Task brief
Go through the entries below and collect each line with the string "would" in it.

Information provided
┏━━

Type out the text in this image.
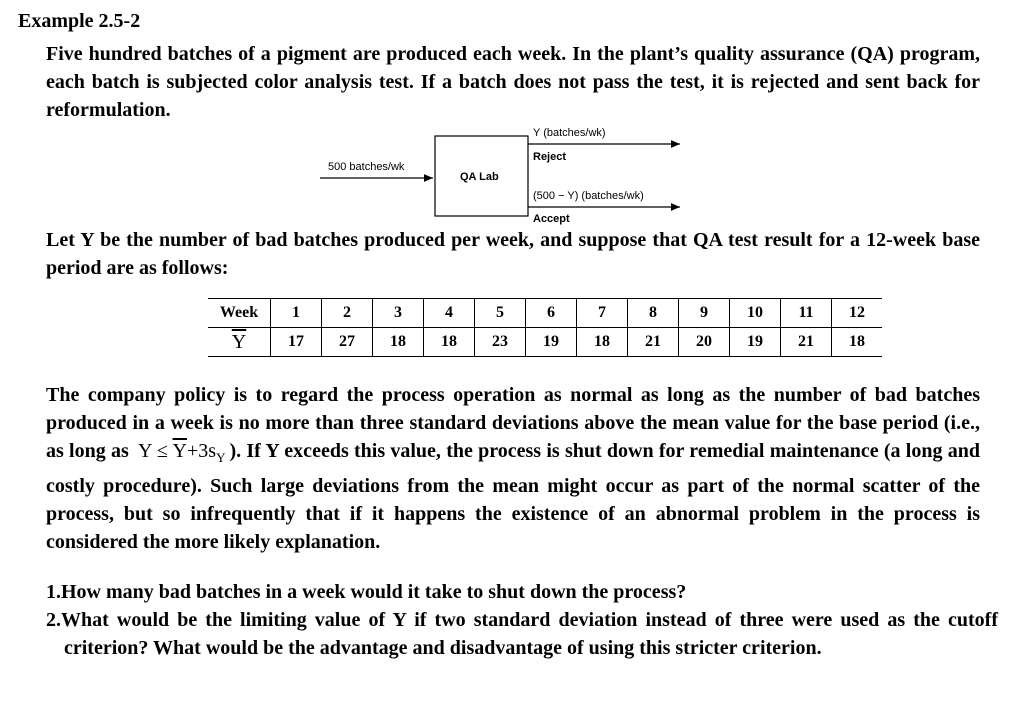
Example 2.5-2
Five hundred batches of a pigment are produced each week. In the plant’s quality assurance (QA) program, each batch is subjected color analysis test. If a batch does not pass the test, it is rejected and sent back for reformulation.
500 batches/wk
QA Lab
Y (batches/wk)
Reject
(500 − Y) (batches/wk)
Accept
Let Y be the number of bad batches produced per week, and suppose that QA test result for a 12-week base period are as follows:
Week	1	2	3	4	5	6	7	8	9	10	11	12
$\overline{Y}$	17	27	18	18	23	19	18	21	20	19	21	18
The company policy is to regard the process operation as normal as long as the number of bad batches produced in a week is no more than three standard deviations above the mean value for the base period (i.e., as long as $Y \le \overline{Y}+3s_Y$ ). If Y exceeds this value, the process is shut down for remedial maintenance (a long and costly procedure). Such large deviations from the mean might occur as part of the normal scatter of the process, but so infrequently that if it happens the existence of an abnormal problem in the process is considered the more likely explanation.
1.How many bad batches in a week would it take to shut down the process?
2.What would be the limiting value of Y if two standard deviation instead of three were used as the cutoff criterion? What would be the advantage and disadvantage of using this stricter criterion.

┗━━

Task output
1.How many bad batches in a week would it take to shut down the process?
2.What would be the limiting value of Y if two standard deviation instead of three were used as the cutoff criterion? What would be the advantage and disadvantage of using this stricter criterion.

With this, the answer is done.